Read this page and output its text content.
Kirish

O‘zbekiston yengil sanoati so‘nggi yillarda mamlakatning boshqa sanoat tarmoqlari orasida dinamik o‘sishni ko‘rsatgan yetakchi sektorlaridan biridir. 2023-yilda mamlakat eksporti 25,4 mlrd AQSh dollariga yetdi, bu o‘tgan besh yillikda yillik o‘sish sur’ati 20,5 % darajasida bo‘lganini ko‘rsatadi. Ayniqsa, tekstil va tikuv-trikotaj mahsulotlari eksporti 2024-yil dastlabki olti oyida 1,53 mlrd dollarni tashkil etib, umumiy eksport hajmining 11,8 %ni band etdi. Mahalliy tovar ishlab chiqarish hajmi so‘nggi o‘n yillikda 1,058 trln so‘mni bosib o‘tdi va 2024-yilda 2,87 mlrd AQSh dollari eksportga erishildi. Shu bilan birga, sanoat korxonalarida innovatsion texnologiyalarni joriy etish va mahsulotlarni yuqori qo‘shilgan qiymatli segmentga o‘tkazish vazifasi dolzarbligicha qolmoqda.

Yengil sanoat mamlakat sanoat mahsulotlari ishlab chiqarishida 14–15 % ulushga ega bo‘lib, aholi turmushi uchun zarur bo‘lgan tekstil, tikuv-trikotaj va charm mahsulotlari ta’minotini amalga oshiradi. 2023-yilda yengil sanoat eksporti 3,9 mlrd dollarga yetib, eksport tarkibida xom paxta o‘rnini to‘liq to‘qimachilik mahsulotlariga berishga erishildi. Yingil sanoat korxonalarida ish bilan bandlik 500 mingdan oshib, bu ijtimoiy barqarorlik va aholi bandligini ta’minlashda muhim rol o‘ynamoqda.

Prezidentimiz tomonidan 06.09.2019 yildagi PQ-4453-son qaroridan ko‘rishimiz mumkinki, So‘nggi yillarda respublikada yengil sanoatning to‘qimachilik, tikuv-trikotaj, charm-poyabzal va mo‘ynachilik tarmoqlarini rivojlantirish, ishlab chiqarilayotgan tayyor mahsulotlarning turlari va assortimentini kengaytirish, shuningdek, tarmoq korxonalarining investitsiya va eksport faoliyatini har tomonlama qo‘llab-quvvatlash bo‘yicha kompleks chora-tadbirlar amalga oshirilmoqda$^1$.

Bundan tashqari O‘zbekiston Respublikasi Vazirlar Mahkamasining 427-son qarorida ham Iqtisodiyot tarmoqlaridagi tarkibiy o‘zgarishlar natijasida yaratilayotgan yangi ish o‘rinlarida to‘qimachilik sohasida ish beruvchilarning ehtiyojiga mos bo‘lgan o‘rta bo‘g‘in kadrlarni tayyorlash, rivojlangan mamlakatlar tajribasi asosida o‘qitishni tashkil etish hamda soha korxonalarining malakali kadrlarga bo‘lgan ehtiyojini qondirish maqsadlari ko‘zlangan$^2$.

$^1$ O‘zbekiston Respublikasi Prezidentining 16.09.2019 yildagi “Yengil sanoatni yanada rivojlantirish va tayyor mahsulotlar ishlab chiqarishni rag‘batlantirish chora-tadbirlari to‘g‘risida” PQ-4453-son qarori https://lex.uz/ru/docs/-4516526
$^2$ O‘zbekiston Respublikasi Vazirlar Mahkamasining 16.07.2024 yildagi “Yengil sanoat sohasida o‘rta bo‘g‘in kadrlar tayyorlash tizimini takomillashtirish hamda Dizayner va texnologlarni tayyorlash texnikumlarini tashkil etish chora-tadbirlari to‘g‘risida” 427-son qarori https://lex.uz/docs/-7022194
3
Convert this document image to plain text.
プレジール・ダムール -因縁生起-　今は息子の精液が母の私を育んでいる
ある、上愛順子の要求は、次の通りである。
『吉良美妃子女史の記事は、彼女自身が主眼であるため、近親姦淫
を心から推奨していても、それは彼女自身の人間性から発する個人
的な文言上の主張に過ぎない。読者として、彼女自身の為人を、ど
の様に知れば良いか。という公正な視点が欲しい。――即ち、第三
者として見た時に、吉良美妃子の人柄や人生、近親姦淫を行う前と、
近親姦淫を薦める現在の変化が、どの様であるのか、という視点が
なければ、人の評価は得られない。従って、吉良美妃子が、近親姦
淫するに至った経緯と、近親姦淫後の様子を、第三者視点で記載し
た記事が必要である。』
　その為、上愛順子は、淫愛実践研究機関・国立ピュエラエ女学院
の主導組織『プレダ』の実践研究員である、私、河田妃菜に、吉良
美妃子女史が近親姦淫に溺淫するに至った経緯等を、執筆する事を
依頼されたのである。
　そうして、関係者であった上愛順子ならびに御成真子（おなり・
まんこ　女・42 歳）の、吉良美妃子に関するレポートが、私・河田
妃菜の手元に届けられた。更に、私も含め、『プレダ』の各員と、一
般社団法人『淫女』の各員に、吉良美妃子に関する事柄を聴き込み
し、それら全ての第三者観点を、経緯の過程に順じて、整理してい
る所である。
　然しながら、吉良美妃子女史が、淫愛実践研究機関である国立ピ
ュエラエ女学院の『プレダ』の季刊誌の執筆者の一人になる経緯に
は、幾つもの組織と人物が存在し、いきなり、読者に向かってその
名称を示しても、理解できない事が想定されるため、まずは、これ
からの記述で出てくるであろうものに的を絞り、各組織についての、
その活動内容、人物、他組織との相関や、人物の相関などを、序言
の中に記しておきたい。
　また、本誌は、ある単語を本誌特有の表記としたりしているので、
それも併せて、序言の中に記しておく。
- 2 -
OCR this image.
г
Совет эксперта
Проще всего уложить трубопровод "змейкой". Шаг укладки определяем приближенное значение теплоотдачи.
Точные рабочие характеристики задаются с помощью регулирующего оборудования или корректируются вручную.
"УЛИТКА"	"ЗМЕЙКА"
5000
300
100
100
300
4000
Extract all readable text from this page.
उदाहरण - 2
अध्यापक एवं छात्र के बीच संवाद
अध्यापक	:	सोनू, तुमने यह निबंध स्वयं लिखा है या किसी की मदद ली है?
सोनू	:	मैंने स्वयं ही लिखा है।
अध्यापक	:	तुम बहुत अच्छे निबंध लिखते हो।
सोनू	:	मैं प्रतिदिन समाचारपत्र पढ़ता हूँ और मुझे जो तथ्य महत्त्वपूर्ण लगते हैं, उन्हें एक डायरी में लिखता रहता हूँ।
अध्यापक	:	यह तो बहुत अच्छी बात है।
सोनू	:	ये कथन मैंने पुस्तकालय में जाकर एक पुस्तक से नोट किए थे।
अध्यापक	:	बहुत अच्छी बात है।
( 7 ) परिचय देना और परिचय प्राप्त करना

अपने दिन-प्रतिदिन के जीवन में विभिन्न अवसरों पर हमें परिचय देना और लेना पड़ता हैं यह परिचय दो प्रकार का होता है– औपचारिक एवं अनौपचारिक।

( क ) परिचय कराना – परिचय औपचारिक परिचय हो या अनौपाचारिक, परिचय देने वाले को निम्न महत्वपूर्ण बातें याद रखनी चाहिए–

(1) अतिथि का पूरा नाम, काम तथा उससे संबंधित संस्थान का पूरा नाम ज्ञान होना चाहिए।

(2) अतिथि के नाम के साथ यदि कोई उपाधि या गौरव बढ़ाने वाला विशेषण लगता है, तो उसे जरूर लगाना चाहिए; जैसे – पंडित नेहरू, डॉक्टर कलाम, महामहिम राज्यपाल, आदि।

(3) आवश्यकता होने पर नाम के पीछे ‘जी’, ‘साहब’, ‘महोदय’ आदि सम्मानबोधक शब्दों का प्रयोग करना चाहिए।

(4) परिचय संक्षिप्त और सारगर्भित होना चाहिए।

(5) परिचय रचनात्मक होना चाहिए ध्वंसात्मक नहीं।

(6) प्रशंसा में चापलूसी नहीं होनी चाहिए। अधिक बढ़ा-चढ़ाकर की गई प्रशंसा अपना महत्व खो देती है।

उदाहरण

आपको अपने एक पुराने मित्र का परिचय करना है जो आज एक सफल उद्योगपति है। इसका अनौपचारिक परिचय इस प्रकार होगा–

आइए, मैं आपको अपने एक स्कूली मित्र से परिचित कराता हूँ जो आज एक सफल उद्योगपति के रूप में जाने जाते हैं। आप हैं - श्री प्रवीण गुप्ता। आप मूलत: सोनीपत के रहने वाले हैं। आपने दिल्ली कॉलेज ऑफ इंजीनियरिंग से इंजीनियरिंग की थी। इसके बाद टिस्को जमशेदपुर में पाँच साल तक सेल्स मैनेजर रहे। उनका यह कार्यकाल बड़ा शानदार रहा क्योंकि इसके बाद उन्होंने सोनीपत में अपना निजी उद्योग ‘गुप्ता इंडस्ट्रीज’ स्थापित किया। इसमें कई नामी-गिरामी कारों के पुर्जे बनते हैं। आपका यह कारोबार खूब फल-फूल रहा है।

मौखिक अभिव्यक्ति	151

::::

* [Aim of the task]: Using the material above, report each line where "yildagi" occurs.

* [Reply]:
Prezidentimiz tomonidan 06.09.2019 yildagi PQ-4453-son qaroridan ko‘rishimiz mumkinki, So‘nggi yillarda respublikada yengil sanoatning to‘qimachilik, tikuv-trikotaj, charm-poyabzal va mo‘ynachilik tarmoqlarini rivojlantirish, ishlab chiqarilayotgan tayyor mahsulotlarning turlari va assortimentini kengaytirish, shuningdek, tarmoq korxonalarining investitsiya va eksport faoliyatini har tomonlama qo‘llab-quvvatlash bo‘yicha kompleks chora-tadbirlar amalga oshirilmoqda$^1$.
$^1$ O‘zbekiston Respublikasi Prezidentining 16.09.2019 yildagi “Yengil sanoatni yanada rivojlantirish va tayyor mahsulotlar ishlab chiqarishni rag‘batlantirish chora-tadbirlari to‘g‘risida” PQ-4453-son qarori https://lex.uz/ru/docs/-4516526
$^2$ O‘zbekiston Respublikasi Vazirlar Mahkamasining 16.07.2024 yildagi “Yengil sanoat sohasida o‘rta bo‘g‘in kadrlar tayyorlash tizimini takomillashtirish hamda Dizayner va texnologlarni tayyorlash texnikumlarini tashkil etish chora-tadbirlari to‘g‘risida” 427-son qarori https://lex.uz/docs/-7022194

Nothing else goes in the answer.